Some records
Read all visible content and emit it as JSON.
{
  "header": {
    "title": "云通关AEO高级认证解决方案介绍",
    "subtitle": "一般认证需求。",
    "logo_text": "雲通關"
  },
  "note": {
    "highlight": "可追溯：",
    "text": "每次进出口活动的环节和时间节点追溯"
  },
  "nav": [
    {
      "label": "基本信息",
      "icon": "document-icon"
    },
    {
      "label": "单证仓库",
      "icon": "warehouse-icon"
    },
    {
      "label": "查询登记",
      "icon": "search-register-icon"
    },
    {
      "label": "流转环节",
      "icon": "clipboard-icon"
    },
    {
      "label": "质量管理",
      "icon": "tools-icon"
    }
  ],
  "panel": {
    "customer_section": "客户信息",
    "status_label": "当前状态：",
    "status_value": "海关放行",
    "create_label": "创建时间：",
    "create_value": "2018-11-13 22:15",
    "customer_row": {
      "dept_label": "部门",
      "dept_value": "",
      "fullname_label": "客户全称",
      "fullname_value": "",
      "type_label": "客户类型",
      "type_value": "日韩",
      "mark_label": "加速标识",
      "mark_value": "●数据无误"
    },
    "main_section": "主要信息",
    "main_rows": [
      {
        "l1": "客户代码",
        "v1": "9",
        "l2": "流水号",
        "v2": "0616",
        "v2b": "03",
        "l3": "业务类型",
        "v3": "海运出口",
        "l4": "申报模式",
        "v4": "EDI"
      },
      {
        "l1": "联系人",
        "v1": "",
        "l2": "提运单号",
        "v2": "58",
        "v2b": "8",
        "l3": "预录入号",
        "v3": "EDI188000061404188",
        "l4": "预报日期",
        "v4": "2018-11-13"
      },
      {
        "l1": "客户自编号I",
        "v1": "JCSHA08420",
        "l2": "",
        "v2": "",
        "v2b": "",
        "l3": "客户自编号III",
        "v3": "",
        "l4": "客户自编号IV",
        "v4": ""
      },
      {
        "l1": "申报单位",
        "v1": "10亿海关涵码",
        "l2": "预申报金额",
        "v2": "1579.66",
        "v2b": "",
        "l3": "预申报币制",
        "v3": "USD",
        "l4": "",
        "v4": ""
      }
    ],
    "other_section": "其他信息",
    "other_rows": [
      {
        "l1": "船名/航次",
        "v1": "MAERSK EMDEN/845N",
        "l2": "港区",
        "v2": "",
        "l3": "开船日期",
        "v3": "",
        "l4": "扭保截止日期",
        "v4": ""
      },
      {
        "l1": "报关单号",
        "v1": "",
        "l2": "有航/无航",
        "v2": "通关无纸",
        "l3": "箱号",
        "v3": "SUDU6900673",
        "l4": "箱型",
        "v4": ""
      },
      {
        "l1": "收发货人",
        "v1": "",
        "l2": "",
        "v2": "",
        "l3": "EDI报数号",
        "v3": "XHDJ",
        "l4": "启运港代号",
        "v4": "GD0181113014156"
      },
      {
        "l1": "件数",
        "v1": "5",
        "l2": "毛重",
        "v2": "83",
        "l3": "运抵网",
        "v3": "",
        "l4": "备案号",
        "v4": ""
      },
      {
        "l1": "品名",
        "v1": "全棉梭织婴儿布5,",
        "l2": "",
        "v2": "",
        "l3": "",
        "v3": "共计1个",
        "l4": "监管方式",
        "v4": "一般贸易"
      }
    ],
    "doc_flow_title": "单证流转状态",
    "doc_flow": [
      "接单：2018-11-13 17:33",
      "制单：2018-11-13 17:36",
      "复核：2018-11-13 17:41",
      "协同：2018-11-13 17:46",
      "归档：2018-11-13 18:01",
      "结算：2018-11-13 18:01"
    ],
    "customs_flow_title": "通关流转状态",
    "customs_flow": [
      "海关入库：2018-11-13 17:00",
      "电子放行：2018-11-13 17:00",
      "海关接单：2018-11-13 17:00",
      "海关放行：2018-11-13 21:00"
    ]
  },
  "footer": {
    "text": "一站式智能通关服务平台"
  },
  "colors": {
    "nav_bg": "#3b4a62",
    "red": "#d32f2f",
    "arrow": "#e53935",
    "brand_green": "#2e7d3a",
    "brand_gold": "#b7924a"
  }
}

**What you have to do:**
Go through the entries and repeat each one exactly.

**Response for this exercise:**
Read all visible content and emit it as JSON.
{
  "header": {
    "title": "云通关AEO高级认证解决方案介绍",
    "subtitle": "一般认证需求。",
    "logo_text": "雲通關"
  },
  "note": {
    "highlight": "可追溯：",
    "text": "每次进出口活动的环节和时间节点追溯"
  },
  "nav": [
    {
      "label": "基本信息",
      "icon": "document-icon"
    },
    {
      "label": "单证仓库",
      "icon": "warehouse-icon"
    },
    {
      "label": "查询登记",
      "icon": "search-register-icon"
    },
    {
      "label": "流转环节",
      "icon": "clipboard-icon"
    },
    {
      "label": "质量管理",
      "icon": "tools-icon"
    }
  ],
  "panel": {
    "customer_section": "客户信息",
    "status_label": "当前状态：",
    "status_value": "海关放行",
    "create_label": "创建时间：",
    "create_value": "2018-11-13 22:15",
    "customer_row": {
      "dept_label": "部门",
      "dept_value": "",
      "fullname_label": "客户全称",
      "fullname_value": "",
      "type_label": "客户类型",
      "type_value": "日韩",
      "mark_label": "加速标识",
      "mark_value": "●数据无误"
    },
    "main_section": "主要信息",
    "main_rows": [
      {
        "l1": "客户代码",
        "v1": "9",
        "l2": "流水号",
        "v2": "0616",
        "v2b": "03",
        "l3": "业务类型",
        "v3": "海运出口",
        "l4": "申报模式",
        "v4": "EDI"
      },
      {
        "l1": "联系人",
        "v1": "",
        "l2": "提运单号",
        "v2": "58",
        "v2b": "8",
        "l3": "预录入号",
        "v3": "EDI188000061404188",
        "l4": "预报日期",
        "v4": "2018-11-13"
      },
      {
        "l1": "客户自编号I",
        "v1": "JCSHA08420",
        "l2": "",
        "v2": "",
        "v2b": "",
        "l3": "客户自编号III",
        "v3": "",
        "l4": "客户自编号IV",
        "v4": ""
      },
      {
        "l1": "申报单位",
        "v1": "10亿海关涵码",
        "l2": "预申报金额",
        "v2": "1579.66",
        "v2b": "",
        "l3": "预申报币制",
        "v3": "USD",
        "l4": "",
        "v4": ""
      }
    ],
    "other_section": "其他信息",
    "other_rows": [
      {
        "l1": "船名/航次",
        "v1": "MAERSK EMDEN/845N",
        "l2": "港区",
        "v2": "",
        "l3": "开船日期",
        "v3": "",
        "l4": "扭保截止日期",
        "v4": ""
      },
      {
        "l1": "报关单号",
        "v1": "",
        "l2": "有航/无航",
        "v2": "通关无纸",
        "l3": "箱号",
        "v3": "SUDU6900673",
        "l4": "箱型",
        "v4": ""
      },
      {
        "l1": "收发货人",
        "v1": "",
        "l2": "",
        "v2": "",
        "l3": "EDI报数号",
        "v3": "XHDJ",
        "l4": "启运港代号",
        "v4": "GD0181113014156"
      },
      {
        "l1": "件数",
        "v1": "5",
        "l2": "毛重",
        "v2": "83",
        "l3": "运抵网",
        "v3": "",
        "l4": "备案号",
        "v4": ""
      },
      {
        "l1": "品名",
        "v1": "全棉梭织婴儿布5,",
        "l2": "",
        "v2": "",
        "l3": "",
        "v3": "共计1个",
        "l4": "监管方式",
        "v4": "一般贸易"
      }
    ],
    "doc_flow_title": "单证流转状态",
    "doc_flow": [
      "接单：2018-11-13 17:33",
      "制单：2018-11-13 17:36",
      "复核：2018-11-13 17:41",
      "协同：2018-11-13 17:46",
      "归档：2018-11-13 18:01",
      "结算：2018-11-13 18:01"
    ],
    "customs_flow_title": "通关流转状态",
    "customs_flow": [
      "海关入库：2018-11-13 17:00",
      "电子放行：2018-11-13 17:00",
      "海关接单：2018-11-13 17:00",
      "海关放行：2018-11-13 21:00"
    ]
  },
  "footer": {
    "text": "一站式智能通关服务平台"
  },
  "colors": {
    "nav_bg": "#3b4a62",
    "red": "#d32f2f",
    "arrow": "#e53935",
    "brand_green": "#2e7d3a",
    "brand_gold": "#b7924a"
  }
}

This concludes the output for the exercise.